* **PROBLEM DETAILS**
Take the data below and repeat it exactly.
----
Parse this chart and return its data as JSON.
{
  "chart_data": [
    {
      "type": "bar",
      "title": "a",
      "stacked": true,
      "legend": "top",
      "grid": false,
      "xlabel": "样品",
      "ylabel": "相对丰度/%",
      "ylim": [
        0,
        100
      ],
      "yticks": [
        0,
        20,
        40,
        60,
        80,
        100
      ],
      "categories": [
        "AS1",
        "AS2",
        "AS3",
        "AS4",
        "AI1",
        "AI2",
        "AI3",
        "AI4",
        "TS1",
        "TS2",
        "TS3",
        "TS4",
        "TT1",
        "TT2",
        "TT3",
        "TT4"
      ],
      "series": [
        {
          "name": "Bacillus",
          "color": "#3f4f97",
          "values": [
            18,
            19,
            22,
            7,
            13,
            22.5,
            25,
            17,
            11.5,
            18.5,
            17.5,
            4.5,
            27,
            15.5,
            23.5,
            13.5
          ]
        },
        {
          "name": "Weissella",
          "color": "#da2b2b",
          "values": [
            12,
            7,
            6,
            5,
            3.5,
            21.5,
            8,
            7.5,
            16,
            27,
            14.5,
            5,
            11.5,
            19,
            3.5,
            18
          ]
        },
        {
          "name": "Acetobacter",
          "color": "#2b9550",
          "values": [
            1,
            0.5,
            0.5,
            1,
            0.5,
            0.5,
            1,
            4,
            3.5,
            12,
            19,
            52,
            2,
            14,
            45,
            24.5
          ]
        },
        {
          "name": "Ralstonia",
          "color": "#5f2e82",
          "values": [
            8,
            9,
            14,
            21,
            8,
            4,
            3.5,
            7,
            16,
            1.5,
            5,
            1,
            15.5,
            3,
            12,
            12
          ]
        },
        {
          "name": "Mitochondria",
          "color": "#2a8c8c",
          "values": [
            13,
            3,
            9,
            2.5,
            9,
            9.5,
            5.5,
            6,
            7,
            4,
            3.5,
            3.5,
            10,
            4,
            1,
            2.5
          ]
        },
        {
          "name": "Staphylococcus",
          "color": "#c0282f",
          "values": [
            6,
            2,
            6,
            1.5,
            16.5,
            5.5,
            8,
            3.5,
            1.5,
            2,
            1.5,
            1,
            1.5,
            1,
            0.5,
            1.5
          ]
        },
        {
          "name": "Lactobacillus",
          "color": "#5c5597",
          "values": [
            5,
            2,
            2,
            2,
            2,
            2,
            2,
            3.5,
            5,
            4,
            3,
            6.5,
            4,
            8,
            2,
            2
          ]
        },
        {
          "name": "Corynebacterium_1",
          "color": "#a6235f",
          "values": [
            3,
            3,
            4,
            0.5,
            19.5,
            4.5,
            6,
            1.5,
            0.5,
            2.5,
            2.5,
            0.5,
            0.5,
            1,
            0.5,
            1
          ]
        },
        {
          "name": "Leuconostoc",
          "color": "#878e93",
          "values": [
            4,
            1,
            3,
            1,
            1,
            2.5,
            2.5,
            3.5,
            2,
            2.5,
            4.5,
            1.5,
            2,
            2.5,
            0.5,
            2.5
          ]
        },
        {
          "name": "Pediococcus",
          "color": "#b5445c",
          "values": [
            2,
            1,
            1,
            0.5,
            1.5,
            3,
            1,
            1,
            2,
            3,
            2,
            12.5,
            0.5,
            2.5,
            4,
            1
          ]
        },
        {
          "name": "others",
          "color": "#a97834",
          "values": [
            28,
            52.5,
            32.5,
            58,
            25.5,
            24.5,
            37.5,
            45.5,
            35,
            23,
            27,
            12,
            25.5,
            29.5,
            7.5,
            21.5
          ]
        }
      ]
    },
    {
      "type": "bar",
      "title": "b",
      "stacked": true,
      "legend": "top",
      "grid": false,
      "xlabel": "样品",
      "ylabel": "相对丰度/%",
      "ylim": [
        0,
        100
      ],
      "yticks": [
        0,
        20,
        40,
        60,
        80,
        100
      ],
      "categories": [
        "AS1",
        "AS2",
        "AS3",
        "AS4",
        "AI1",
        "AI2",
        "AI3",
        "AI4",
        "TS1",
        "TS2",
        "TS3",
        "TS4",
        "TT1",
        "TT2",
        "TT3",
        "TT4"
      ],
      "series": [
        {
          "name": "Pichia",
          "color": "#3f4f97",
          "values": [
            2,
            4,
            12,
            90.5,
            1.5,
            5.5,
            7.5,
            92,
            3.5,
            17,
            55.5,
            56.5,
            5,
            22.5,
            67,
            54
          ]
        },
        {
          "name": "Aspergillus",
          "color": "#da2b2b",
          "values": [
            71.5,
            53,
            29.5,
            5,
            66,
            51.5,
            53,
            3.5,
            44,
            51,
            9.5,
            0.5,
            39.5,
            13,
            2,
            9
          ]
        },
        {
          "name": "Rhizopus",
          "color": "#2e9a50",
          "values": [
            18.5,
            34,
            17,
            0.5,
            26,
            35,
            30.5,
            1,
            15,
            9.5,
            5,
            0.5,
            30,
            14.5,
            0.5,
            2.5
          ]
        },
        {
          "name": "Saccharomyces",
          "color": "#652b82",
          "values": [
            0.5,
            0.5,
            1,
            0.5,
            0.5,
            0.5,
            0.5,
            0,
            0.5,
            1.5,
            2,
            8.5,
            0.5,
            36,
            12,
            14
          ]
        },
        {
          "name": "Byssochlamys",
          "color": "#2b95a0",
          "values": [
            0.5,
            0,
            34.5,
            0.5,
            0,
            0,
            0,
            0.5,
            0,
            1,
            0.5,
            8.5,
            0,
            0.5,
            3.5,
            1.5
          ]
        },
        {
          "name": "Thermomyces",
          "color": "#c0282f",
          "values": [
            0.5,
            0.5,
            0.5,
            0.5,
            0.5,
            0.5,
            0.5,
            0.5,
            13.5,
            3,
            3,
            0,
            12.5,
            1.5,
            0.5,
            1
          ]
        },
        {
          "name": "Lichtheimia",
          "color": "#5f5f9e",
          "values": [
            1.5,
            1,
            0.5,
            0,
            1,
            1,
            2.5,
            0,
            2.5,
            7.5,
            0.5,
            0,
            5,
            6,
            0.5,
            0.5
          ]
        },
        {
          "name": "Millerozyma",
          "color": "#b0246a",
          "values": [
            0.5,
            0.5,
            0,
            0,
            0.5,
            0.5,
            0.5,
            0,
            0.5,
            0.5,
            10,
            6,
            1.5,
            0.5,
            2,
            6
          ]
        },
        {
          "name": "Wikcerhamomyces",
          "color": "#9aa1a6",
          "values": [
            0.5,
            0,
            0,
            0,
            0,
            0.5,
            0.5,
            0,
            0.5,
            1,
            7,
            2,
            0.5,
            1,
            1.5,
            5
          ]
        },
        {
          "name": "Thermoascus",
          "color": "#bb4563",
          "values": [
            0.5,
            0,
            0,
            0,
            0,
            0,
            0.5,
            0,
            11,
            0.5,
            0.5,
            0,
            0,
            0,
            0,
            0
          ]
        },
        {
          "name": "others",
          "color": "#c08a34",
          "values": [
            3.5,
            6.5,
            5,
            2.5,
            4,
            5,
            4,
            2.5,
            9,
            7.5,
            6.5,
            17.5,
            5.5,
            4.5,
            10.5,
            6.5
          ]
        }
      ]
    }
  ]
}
----
* **SOLUTION TO THE EXERCISE**
Parse this chart and return its data as JSON.
{
  "chart_data": [
    {
      "type": "bar",
      "title": "a",
      "stacked": true,
      "legend": "top",
      "grid": false,
      "xlabel": "样品",
      "ylabel": "相对丰度/%",
      "ylim": [
        0,
        100
      ],
      "yticks": [
        0,
        20,
        40,
        60,
        80,
        100
      ],
      "categories": [
        "AS1",
        "AS2",
        "AS3",
        "AS4",
        "AI1",
        "AI2",
        "AI3",
        "AI4",
        "TS1",
        "TS2",
        "TS3",
        "TS4",
        "TT1",
        "TT2",
        "TT3",
        "TT4"
      ],
      "series": [
        {
          "name": "Bacillus",
          "color": "#3f4f97",
          "values": [
            18,
            19,
            22,
            7,
            13,
            22.5,
            25,
            17,
            11.5,
            18.5,
            17.5,
            4.5,
            27,
            15.5,
            23.5,
            13.5
          ]
        },
        {
          "name": "Weissella",
          "color": "#da2b2b",
          "values": [
            12,
            7,
            6,
            5,
            3.5,
            21.5,
            8,
            7.5,
            16,
            27,
            14.5,
            5,
            11.5,
            19,
            3.5,
            18
          ]
        },
        {
          "name": "Acetobacter",
          "color": "#2b9550",
          "values": [
            1,
            0.5,
            0.5,
            1,
            0.5,
            0.5,
            1,
            4,
            3.5,
            12,
            19,
            52,
            2,
            14,
            45,
            24.5
          ]
        },
        {
          "name": "Ralstonia",
          "color": "#5f2e82",
          "values": [
            8,
            9,
            14,
            21,
            8,
            4,
            3.5,
            7,
            16,
            1.5,
            5,
            1,
            15.5,
            3,
            12,
            12
          ]
        },
        {
          "name": "Mitochondria",
          "color": "#2a8c8c",
          "values": [
            13,
            3,
            9,
            2.5,
            9,
            9.5,
            5.5,
            6,
            7,
            4,
            3.5,
            3.5,
            10,
            4,
            1,
            2.5
          ]
        },
        {
          "name": "Staphylococcus",
          "color": "#c0282f",
          "values": [
            6,
            2,
            6,
            1.5,
            16.5,
            5.5,
            8,
            3.5,
            1.5,
            2,
            1.5,
            1,
            1.5,
            1,
            0.5,
            1.5
          ]
        },
        {
          "name": "Lactobacillus",
          "color": "#5c5597",
          "values": [
            5,
            2,
            2,
            2,
            2,
            2,
            2,
            3.5,
            5,
            4,
            3,
            6.5,
            4,
            8,
            2,
            2
          ]
        },
        {
          "name": "Corynebacterium_1",
          "color": "#a6235f",
          "values": [
            3,
            3,
            4,
            0.5,
            19.5,
            4.5,
            6,
            1.5,
            0.5,
            2.5,
            2.5,
            0.5,
            0.5,
            1,
            0.5,
            1
          ]
        },
        {
          "name": "Leuconostoc",
          "color": "#878e93",
          "values": [
            4,
            1,
            3,
            1,
            1,
            2.5,
            2.5,
            3.5,
            2,
            2.5,
            4.5,
            1.5,
            2,
            2.5,
            0.5,
            2.5
          ]
        },
        {
          "name": "Pediococcus",
          "color": "#b5445c",
          "values": [
            2,
            1,
            1,
            0.5,
            1.5,
            3,
            1,
            1,
            2,
            3,
            2,
            12.5,
            0.5,
            2.5,
            4,
            1
          ]
        },
        {
          "name": "others",
          "color": "#a97834",
          "values": [
            28,
            52.5,
            32.5,
            58,
            25.5,
            24.5,
            37.5,
            45.5,
            35,
            23,
            27,
            12,
            25.5,
            29.5,
            7.5,
            21.5
          ]
        }
      ]
    },
    {
      "type": "bar",
      "title": "b",
      "stacked": true,
      "legend": "top",
      "grid": false,
      "xlabel": "样品",
      "ylabel": "相对丰度/%",
      "ylim": [
        0,
        100
      ],
      "yticks": [
        0,
        20,
        40,
        60,
        80,
        100
      ],
      "categories": [
        "AS1",
        "AS2",
        "AS3",
        "AS4",
        "AI1",
        "AI2",
        "AI3",
        "AI4",
        "TS1",
        "TS2",
        "TS3",
        "TS4",
        "TT1",
        "TT2",
        "TT3",
        "TT4"
      ],
      "series": [
        {
          "name": "Pichia",
          "color": "#3f4f97",
          "values": [
            2,
            4,
            12,
            90.5,
            1.5,
            5.5,
            7.5,
            92,
            3.5,
            17,
            55.5,
            56.5,
            5,
            22.5,
            67,
            54
          ]
        },
        {
          "name": "Aspergillus",
          "color": "#da2b2b",
          "values": [
            71.5,
            53,
            29.5,
            5,
            66,
            51.5,
            53,
            3.5,
            44,
            51,
            9.5,
            0.5,
            39.5,
            13,
            2,
            9
          ]
        },
        {
          "name": "Rhizopus",
          "color": "#2e9a50",
          "values": [
            18.5,
            34,
            17,
            0.5,
            26,
            35,
            30.5,
            1,
            15,
            9.5,
            5,
            0.5,
            30,
            14.5,
            0.5,
            2.5
          ]
        },
        {
          "name": "Saccharomyces",
          "color": "#652b82",
          "values": [
            0.5,
            0.5,
            1,
            0.5,
            0.5,
            0.5,
            0.5,
            0,
            0.5,
            1.5,
            2,
            8.5,
            0.5,
            36,
            12,
            14
          ]
        },
        {
          "name": "Byssochlamys",
          "color": "#2b95a0",
          "values": [
            0.5,
            0,
            34.5,
            0.5,
            0,
            0,
            0,
            0.5,
            0,
            1,
            0.5,
            8.5,
            0,
            0.5,
            3.5,
            1.5
          ]
        },
        {
          "name": "Thermomyces",
          "color": "#c0282f",
          "values": [
            0.5,
            0.5,
            0.5,
            0.5,
            0.5,
            0.5,
            0.5,
            0.5,
            13.5,
            3,
            3,
            0,
            12.5,
            1.5,
            0.5,
            1
          ]
        },
        {
          "name": "Lichtheimia",
          "color": "#5f5f9e",
          "values": [
            1.5,
            1,
            0.5,
            0,
            1,
            1,
            2.5,
            0,
            2.5,
            7.5,
            0.5,
            0,
            5,
            6,
            0.5,
            0.5
          ]
        },
        {
          "name": "Millerozyma",
          "color": "#b0246a",
          "values": [
            0.5,
            0.5,
            0,
            0,
            0.5,
            0.5,
            0.5,
            0,
            0.5,
            0.5,
            10,
            6,
            1.5,
            0.5,
            2,
            6
          ]
        },
        {
          "name": "Wikcerhamomyces",
          "color": "#9aa1a6",
          "values": [
            0.5,
            0,
            0,
            0,
            0,
            0.5,
            0.5,
            0,
            0.5,
            1,
            7,
            2,
            0.5,
            1,
            1.5,
            5
          ]
        },
        {
          "name": "Thermoascus",
          "color": "#bb4563",
          "values": [
            0.5,
            0,
            0,
            0,
            0,
            0,
            0.5,
            0,
            11,
            0.5,
            0.5,
            0,
            0,
            0,
            0,
            0
          ]
        },
        {
          "name": "others",
          "color": "#c08a34",
          "values": [
            3.5,
            6.5,
            5,
            2.5,
            4,
            5,
            4,
            2.5,
            9,
            7.5,
            6.5,
            17.5,
            5.5,
            4.5,
            10.5,
            6.5
          ]
        }
      ]
    }
  ]
}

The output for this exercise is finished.